Records from a collection:

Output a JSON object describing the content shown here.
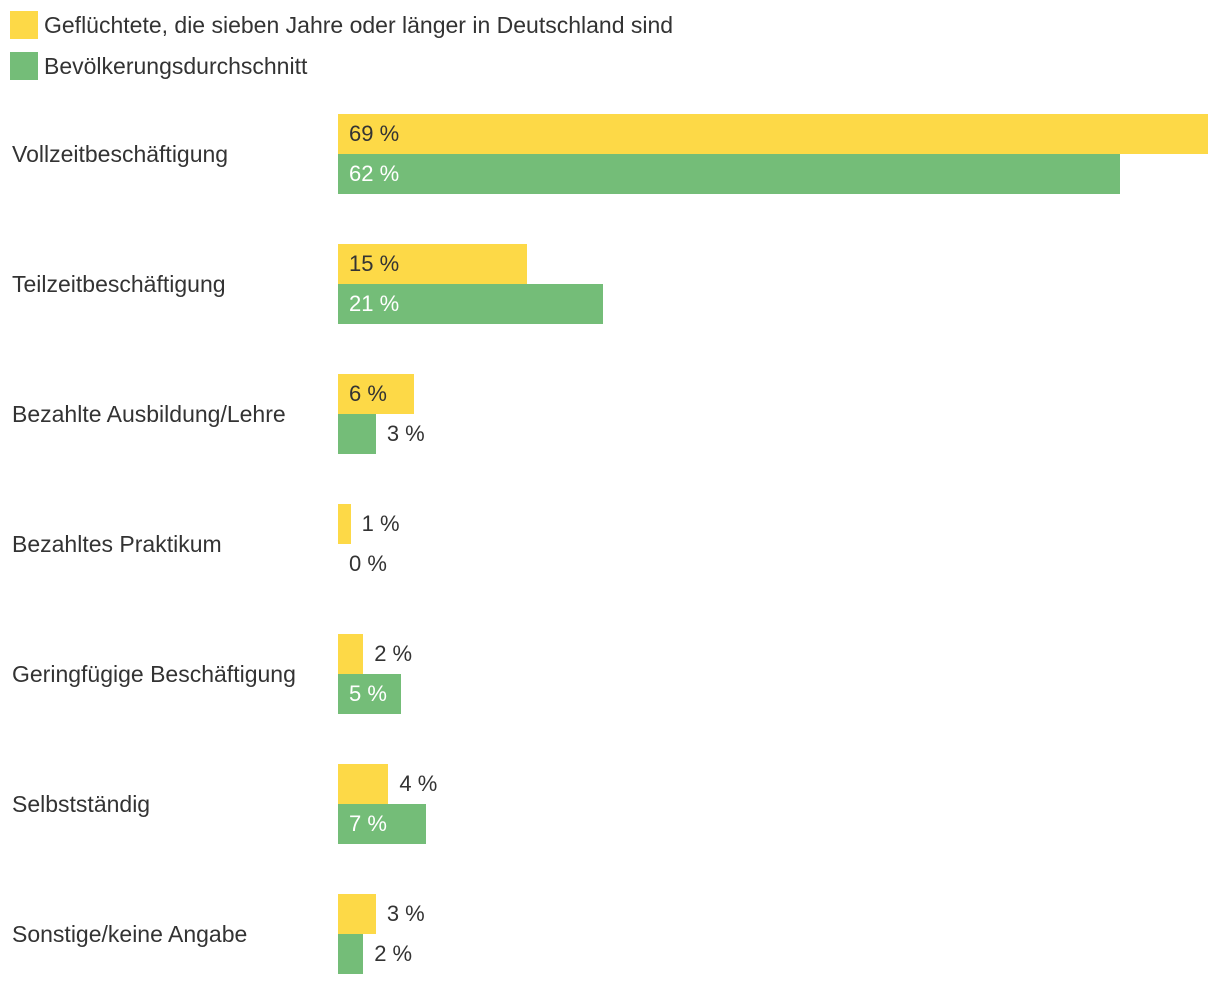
{
  "chart_data": {
    "type": "bar",
    "orientation": "horizontal",
    "title": "",
    "xlabel": "",
    "ylabel": "",
    "xlim": [
      0,
      69
    ],
    "grid": false,
    "legend_position": "top-left",
    "value_suffix": " %",
    "categories": [
      "Vollzeitbeschäftigung",
      "Teilzeitbeschäftigung",
      "Bezahlte Ausbildung/Lehre",
      "Bezahltes Praktikum",
      "Geringfügige Beschäftigung",
      "Selbstständig",
      "Sonstige/keine Angabe"
    ],
    "series": [
      {
        "name": "Geflüchtete, die sieben Jahre oder länger in Deutschland sind",
        "color": "#FDD947",
        "label_color": "#333333",
        "values": [
          69,
          15,
          6,
          1,
          2,
          4,
          3
        ]
      },
      {
        "name": "Bevölkerungsdurchschnitt",
        "color": "#74BD78",
        "label_color": "#ffffff",
        "values": [
          62,
          21,
          3,
          0,
          5,
          7,
          2
        ]
      }
    ]
  }
}
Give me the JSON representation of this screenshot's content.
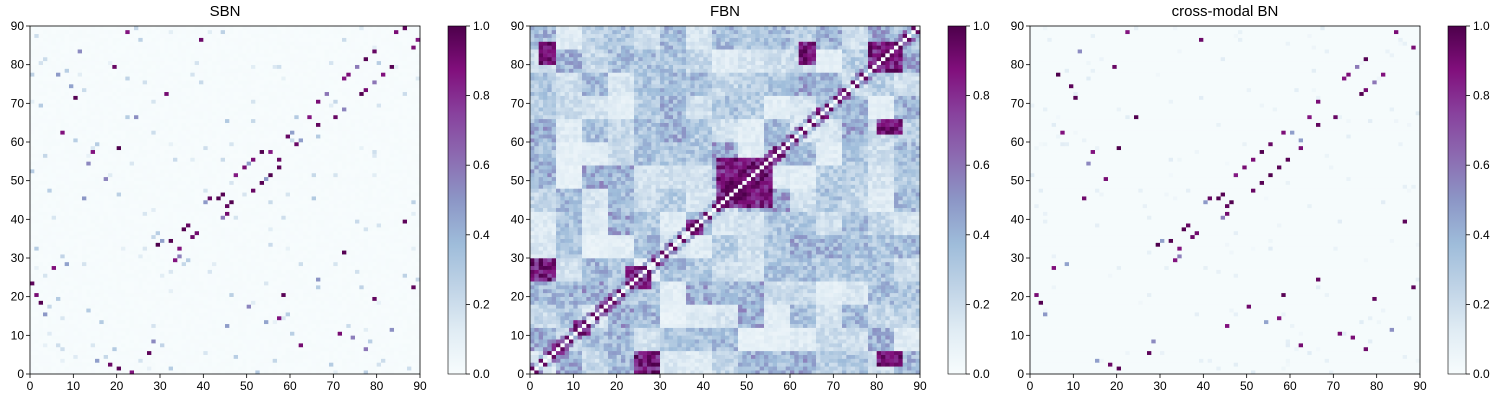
{
  "chart_data": [
    {
      "type": "heatmap",
      "title": "SBN",
      "xlim": [
        0,
        90
      ],
      "ylim": [
        0,
        90
      ],
      "matrix_size": 90,
      "x_ticks": [
        0,
        10,
        20,
        30,
        40,
        50,
        60,
        70,
        80,
        90
      ],
      "y_ticks": [
        0,
        10,
        20,
        30,
        40,
        50,
        60,
        70,
        80,
        90
      ],
      "colorbar": {
        "min": 0.0,
        "max": 1.0,
        "ticks": [
          "0.0",
          "0.2",
          "0.4",
          "0.6",
          "0.8",
          "1.0"
        ],
        "colormap": "BuPu"
      },
      "pattern": "sparse",
      "strong_links": [
        [
          29,
          33
        ],
        [
          33,
          29
        ],
        [
          32,
          34
        ],
        [
          34,
          32
        ],
        [
          35,
          37
        ],
        [
          37,
          35
        ],
        [
          36,
          38
        ],
        [
          38,
          36
        ],
        [
          41,
          45
        ],
        [
          45,
          41
        ],
        [
          43,
          45
        ],
        [
          45,
          43
        ],
        [
          44,
          46
        ],
        [
          46,
          44
        ],
        [
          47,
          51
        ],
        [
          51,
          47
        ],
        [
          49,
          53
        ],
        [
          53,
          49
        ],
        [
          51,
          55
        ],
        [
          55,
          51
        ],
        [
          53,
          57
        ],
        [
          57,
          53
        ],
        [
          55,
          57
        ],
        [
          57,
          55
        ],
        [
          59,
          61
        ],
        [
          61,
          59
        ],
        [
          64,
          66
        ],
        [
          66,
          64
        ],
        [
          66,
          70
        ],
        [
          70,
          66
        ],
        [
          72,
          76
        ],
        [
          76,
          72
        ],
        [
          73,
          77
        ],
        [
          77,
          73
        ],
        [
          77,
          81
        ],
        [
          81,
          77
        ],
        [
          79,
          83
        ],
        [
          83,
          79
        ],
        [
          84,
          88
        ],
        [
          88,
          84
        ],
        [
          86,
          89
        ],
        [
          89,
          86
        ],
        [
          2,
          18
        ],
        [
          18,
          2
        ],
        [
          5,
          27
        ],
        [
          27,
          5
        ],
        [
          0,
          23
        ],
        [
          23,
          0
        ],
        [
          1,
          20
        ],
        [
          20,
          1
        ],
        [
          10,
          71
        ],
        [
          71,
          10
        ],
        [
          22,
          88
        ],
        [
          88,
          22
        ],
        [
          19,
          79
        ],
        [
          79,
          19
        ],
        [
          14,
          57
        ],
        [
          57,
          14
        ],
        [
          31,
          72
        ],
        [
          72,
          31
        ],
        [
          20,
          58
        ],
        [
          58,
          20
        ],
        [
          39,
          86
        ],
        [
          86,
          39
        ],
        [
          7,
          62
        ],
        [
          62,
          7
        ]
      ],
      "medium_links": [
        [
          30,
          34
        ],
        [
          34,
          30
        ],
        [
          40,
          44
        ],
        [
          44,
          40
        ],
        [
          50,
          54
        ],
        [
          54,
          50
        ],
        [
          60,
          62
        ],
        [
          62,
          60
        ],
        [
          68,
          72
        ],
        [
          72,
          68
        ],
        [
          75,
          79
        ],
        [
          79,
          75
        ],
        [
          3,
          15
        ],
        [
          15,
          3
        ],
        [
          8,
          28
        ],
        [
          28,
          8
        ],
        [
          12,
          45
        ],
        [
          45,
          12
        ],
        [
          6,
          77
        ],
        [
          77,
          6
        ],
        [
          24,
          66
        ],
        [
          66,
          24
        ],
        [
          17,
          50
        ],
        [
          50,
          17
        ],
        [
          11,
          83
        ],
        [
          83,
          11
        ],
        [
          13,
          54
        ],
        [
          54,
          13
        ],
        [
          9,
          74
        ],
        [
          74,
          9
        ]
      ]
    },
    {
      "type": "heatmap",
      "title": "FBN",
      "xlim": [
        0,
        90
      ],
      "ylim": [
        0,
        90
      ],
      "matrix_size": 90,
      "x_ticks": [
        0,
        10,
        20,
        30,
        40,
        50,
        60,
        70,
        80,
        90
      ],
      "y_ticks": [
        0,
        10,
        20,
        30,
        40,
        50,
        60,
        70,
        80,
        90
      ],
      "colorbar": {
        "min": 0.0,
        "max": 1.0,
        "ticks": [
          "0.0",
          "0.2",
          "0.4",
          "0.6",
          "0.8",
          "1.0"
        ],
        "colormap": "BuPu"
      },
      "pattern": "dense",
      "strong_blocks": [
        [
          43,
          56,
          43,
          56
        ],
        [
          78,
          86,
          78,
          86
        ],
        [
          22,
          28,
          22,
          28
        ],
        [
          0,
          6,
          24,
          30
        ],
        [
          24,
          30,
          0,
          6
        ],
        [
          10,
          14,
          10,
          14
        ],
        [
          36,
          40,
          36,
          40
        ],
        [
          62,
          66,
          80,
          86
        ],
        [
          80,
          86,
          62,
          66
        ],
        [
          2,
          6,
          80,
          86
        ],
        [
          80,
          86,
          2,
          6
        ]
      ]
    },
    {
      "type": "heatmap",
      "title": "cross-modal BN",
      "xlim": [
        0,
        90
      ],
      "ylim": [
        0,
        90
      ],
      "matrix_size": 90,
      "x_ticks": [
        0,
        10,
        20,
        30,
        40,
        50,
        60,
        70,
        80,
        90
      ],
      "y_ticks": [
        0,
        10,
        20,
        30,
        40,
        50,
        60,
        70,
        80,
        90
      ],
      "colorbar": {
        "min": 0.0,
        "max": 1.0,
        "ticks": [
          "0.0",
          "0.2",
          "0.4",
          "0.6",
          "0.8",
          "1.0"
        ],
        "colormap": "BuPu"
      },
      "pattern": "sparse",
      "strong_links": [
        [
          29,
          33
        ],
        [
          33,
          29
        ],
        [
          32,
          34
        ],
        [
          34,
          32
        ],
        [
          35,
          37
        ],
        [
          37,
          35
        ],
        [
          36,
          38
        ],
        [
          38,
          36
        ],
        [
          41,
          45
        ],
        [
          45,
          41
        ],
        [
          43,
          45
        ],
        [
          45,
          43
        ],
        [
          44,
          46
        ],
        [
          46,
          44
        ],
        [
          47,
          51
        ],
        [
          51,
          47
        ],
        [
          49,
          53
        ],
        [
          53,
          49
        ],
        [
          51,
          55
        ],
        [
          55,
          51
        ],
        [
          53,
          57
        ],
        [
          57,
          53
        ],
        [
          55,
          59
        ],
        [
          59,
          55
        ],
        [
          58,
          62
        ],
        [
          62,
          58
        ],
        [
          64,
          66
        ],
        [
          66,
          64
        ],
        [
          66,
          70
        ],
        [
          70,
          66
        ],
        [
          72,
          76
        ],
        [
          76,
          72
        ],
        [
          73,
          77
        ],
        [
          77,
          73
        ],
        [
          77,
          81
        ],
        [
          81,
          77
        ],
        [
          84,
          88
        ],
        [
          88,
          84
        ],
        [
          2,
          18
        ],
        [
          18,
          2
        ],
        [
          5,
          27
        ],
        [
          27,
          5
        ],
        [
          1,
          20
        ],
        [
          20,
          1
        ],
        [
          10,
          71
        ],
        [
          71,
          10
        ],
        [
          22,
          88
        ],
        [
          88,
          22
        ],
        [
          19,
          79
        ],
        [
          79,
          19
        ],
        [
          14,
          57
        ],
        [
          57,
          14
        ],
        [
          20,
          58
        ],
        [
          58,
          20
        ],
        [
          39,
          86
        ],
        [
          86,
          39
        ],
        [
          7,
          62
        ],
        [
          62,
          7
        ],
        [
          9,
          74
        ],
        [
          74,
          9
        ],
        [
          12,
          45
        ],
        [
          45,
          12
        ],
        [
          6,
          77
        ],
        [
          77,
          6
        ],
        [
          17,
          50
        ],
        [
          50,
          17
        ],
        [
          24,
          66
        ],
        [
          66,
          24
        ]
      ],
      "medium_links": [
        [
          30,
          34
        ],
        [
          34,
          30
        ],
        [
          40,
          44
        ],
        [
          44,
          40
        ],
        [
          60,
          62
        ],
        [
          62,
          60
        ],
        [
          75,
          79
        ],
        [
          79,
          75
        ],
        [
          3,
          15
        ],
        [
          15,
          3
        ],
        [
          8,
          28
        ],
        [
          28,
          8
        ],
        [
          11,
          83
        ],
        [
          83,
          11
        ],
        [
          13,
          54
        ],
        [
          54,
          13
        ]
      ]
    }
  ]
}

### Exercise details
Some lines of the records may hold the word "JSON". How many do? Answer with a number and nothing else.

### Right answer
2